**** Recorded data ****
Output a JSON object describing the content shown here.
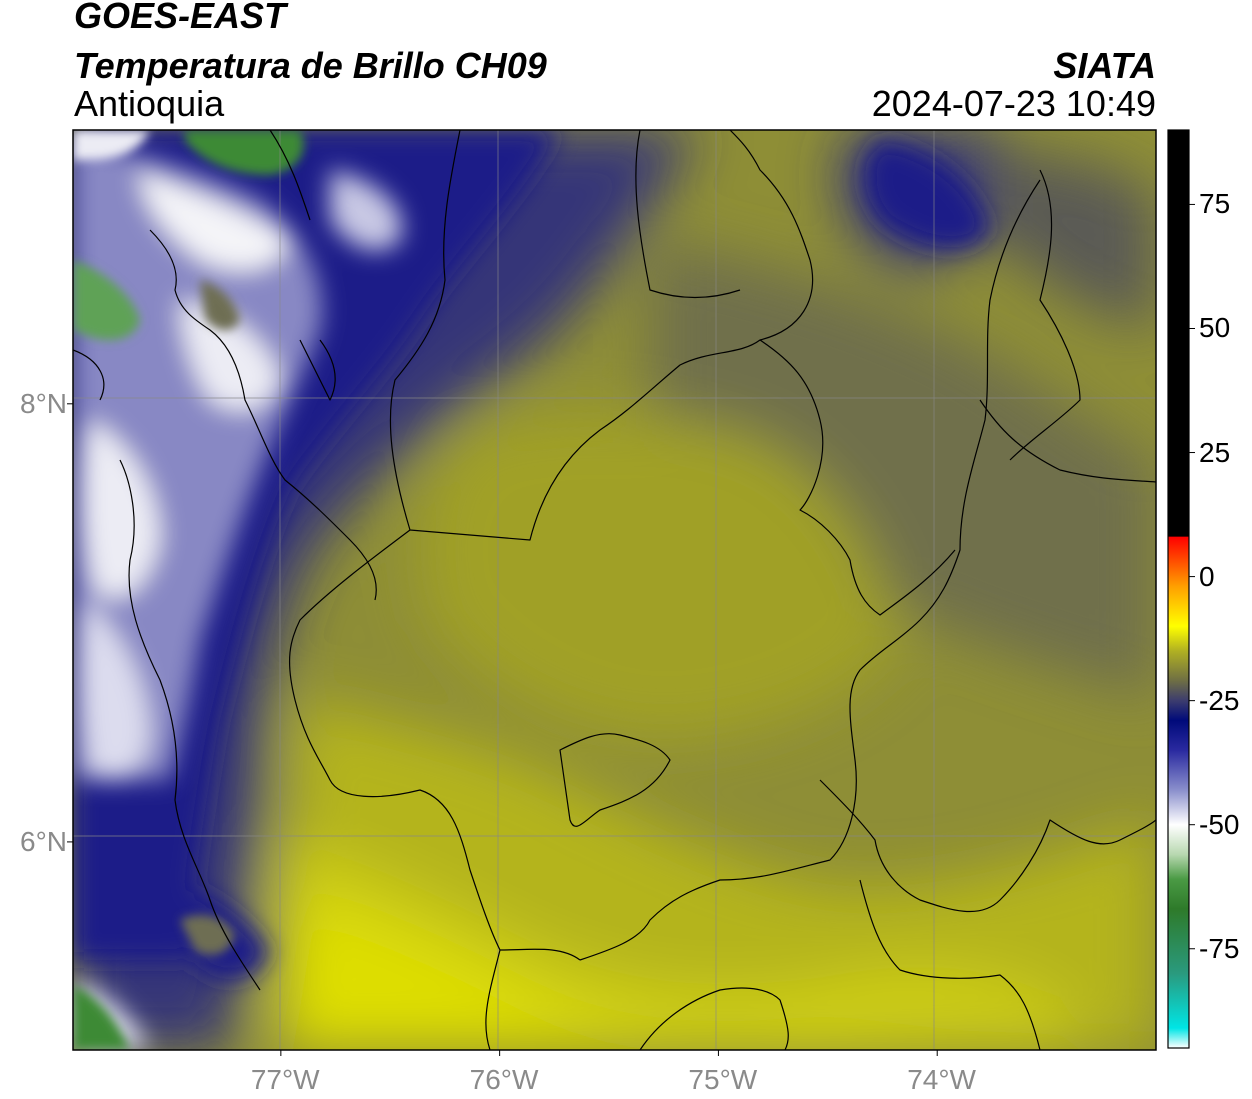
{
  "header": {
    "satellite": "GOES-EAST",
    "product": "Temperatura de Brillo CH09",
    "region": "Antioquia",
    "brand": "SIATA",
    "timestamp": "2024-07-23 10:49"
  },
  "map": {
    "lon_range": [
      -77.95,
      -73.0
    ],
    "lat_range": [
      5.05,
      9.25
    ],
    "lat_ticks": [
      {
        "value": 8,
        "label": "8°N"
      },
      {
        "value": 6,
        "label": "6°N"
      }
    ],
    "lon_ticks": [
      {
        "value": -77,
        "label": "77°W"
      },
      {
        "value": -76,
        "label": "76°W"
      },
      {
        "value": -75,
        "label": "75°W"
      },
      {
        "value": -74,
        "label": "74°W"
      }
    ],
    "gridlines": true
  },
  "colorbar": {
    "range": [
      -95,
      90
    ],
    "ticks": [
      {
        "value": 75,
        "label": "75"
      },
      {
        "value": 50,
        "label": "50"
      },
      {
        "value": 25,
        "label": "25"
      },
      {
        "value": 0,
        "label": "0"
      },
      {
        "value": -25,
        "label": "-25"
      },
      {
        "value": -50,
        "label": "-50"
      },
      {
        "value": -75,
        "label": "-75"
      }
    ],
    "stops": [
      {
        "value": -95,
        "color": "#ffffff"
      },
      {
        "value": -91,
        "color": "#00e5e5"
      },
      {
        "value": -80,
        "color": "#2a9a7e"
      },
      {
        "value": -67,
        "color": "#2e7a2a"
      },
      {
        "value": -61,
        "color": "#4a9a44"
      },
      {
        "value": -56,
        "color": "#b8d8b0"
      },
      {
        "value": -50,
        "color": "#ffffff"
      },
      {
        "value": -43,
        "color": "#8a8fcc"
      },
      {
        "value": -35,
        "color": "#2a2aa0"
      },
      {
        "value": -29,
        "color": "#000a7a"
      },
      {
        "value": -25,
        "color": "#3c3c6e"
      },
      {
        "value": -21,
        "color": "#6e6e44"
      },
      {
        "value": -15,
        "color": "#b0b022"
      },
      {
        "value": -10,
        "color": "#ffff00"
      },
      {
        "value": -2,
        "color": "#ffa000"
      },
      {
        "value": 5,
        "color": "#ff3000"
      },
      {
        "value": 8,
        "color": "#ff0000"
      },
      {
        "value": 8.1,
        "color": "#000000"
      },
      {
        "value": 90,
        "color": "#000000"
      }
    ]
  }
}
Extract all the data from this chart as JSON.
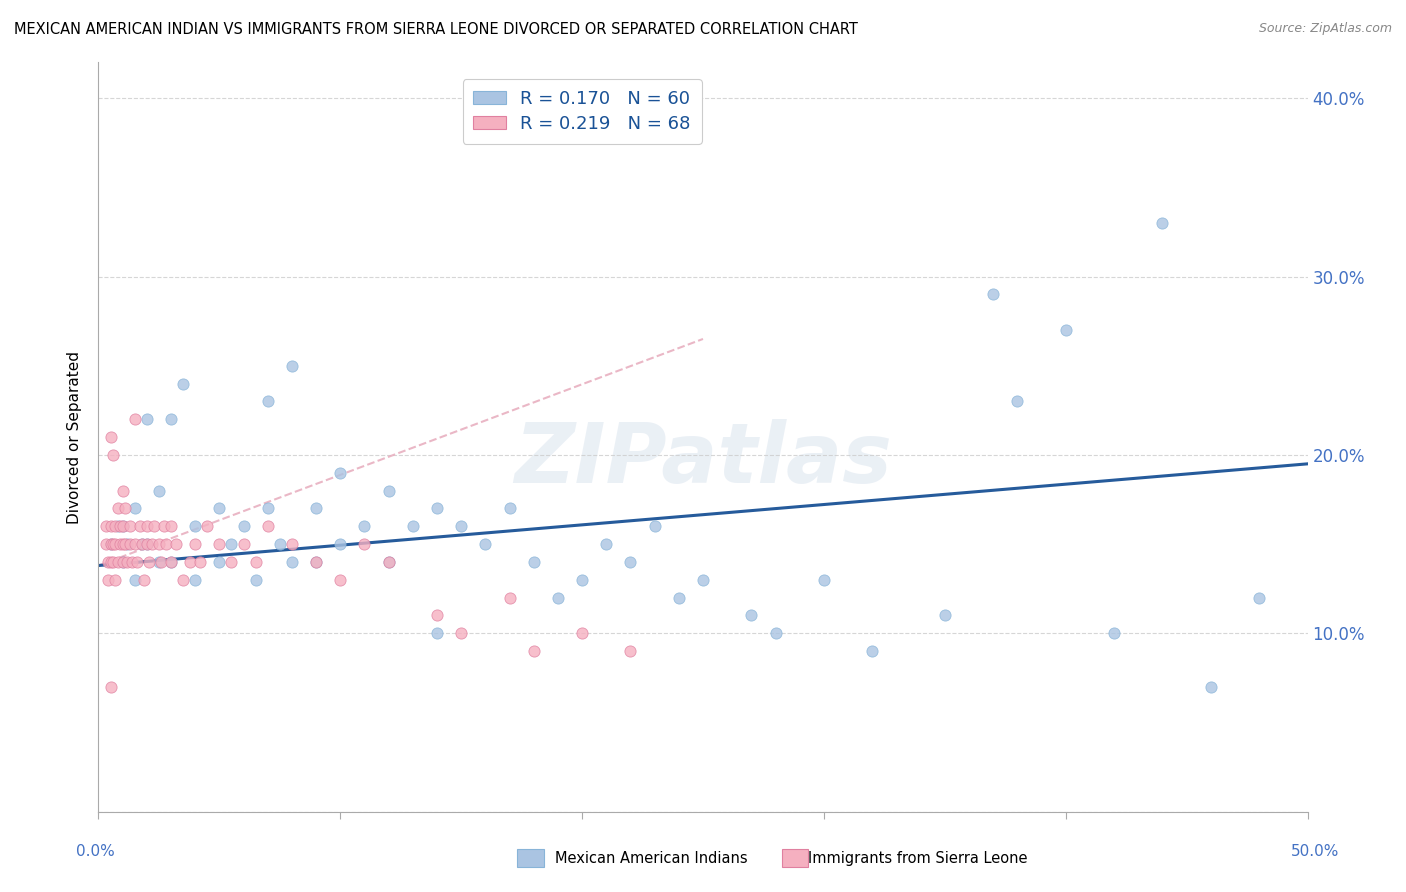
****
Go through the data above and transcribe it in full, omitting any image.

**Complete response**:
Output a JSON object describing the content shown here.
{
  "header": {
    "satellite": "GOES-EAST",
    "product": "Temperatura de Brillo CH09",
    "region": "Antioquia",
    "brand": "SIATA",
    "timestamp": "2024-07-23 10:49"
  },
  "map": {
    "lon_range": [
      -77.95,
      -73.0
    ],
    "lat_range": [
      5.05,
      9.25
    ],
    "lat_ticks": [
      {
        "value": 8,
        "label": "8°N"
      },
      {
        "value": 6,
        "label": "6°N"
      }
    ],
    "lon_ticks": [
      {
        "value": -77,
        "label": "77°W"
      },
      {
        "value": -76,
        "label": "76°W"
      },
      {
        "value": -75,
        "label": "75°W"
      },
      {
        "value": -74,
        "label": "74°W"
      }
    ],
    "gridlines": true
  },
  "colorbar": {
    "range": [
      -95,
      90
    ],
    "ticks": [
      {
        "value": 75,
        "label": "75"
      },
      {
        "value": 50,
        "label": "50"
      },
      {
        "value": 25,
        "label": "25"
      },
      {
        "value": 0,
        "label": "0"
      },
      {
        "value": -25,
        "label": "-25"
      },
      {
        "value": -50,
        "label": "-50"
      },
      {
        "value": -75,
        "label": "-75"
      }
    ],
    "stops": [
      {
        "value": -95,
        "color": "#ffffff"
      },
      {
        "value": -91,
        "color": "#00e5e5"
      },
      {
        "value": -80,
        "color": "#2a9a7e"
      },
      {
        "value": -67,
        "color": "#2e7a2a"
      },
      {
        "value": -61,
        "color": "#4a9a44"
      },
      {
        "value": -56,
        "color": "#b8d8b0"
      },
      {
        "value": -50,
        "color": "#ffffff"
      },
      {
        "value": -43,
        "color": "#8a8fcc"
      },
      {
        "value": -35,
        "color": "#2a2aa0"
      },
      {
        "value": -29,
        "color": "#000a7a"
      },
      {
        "value": -25,
        "color": "#3c3c6e"
      },
      {
        "value": -21,
        "color": "#6e6e44"
      },
      {
        "value": -15,
        "color": "#b0b022"
      },
      {
        "value": -10,
        "color": "#ffff00"
      },
      {
        "value": -2,
        "color": "#ffa000"
      },
      {
        "value": 5,
        "color": "#ff3000"
      },
      {
        "value": 8,
        "color": "#ff0000"
      },
      {
        "value": 8.1,
        "color": "#000000"
      },
      {
        "value": 90,
        "color": "#000000"
      }
    ]
  }
}
Extract all the data from this chart as JSON.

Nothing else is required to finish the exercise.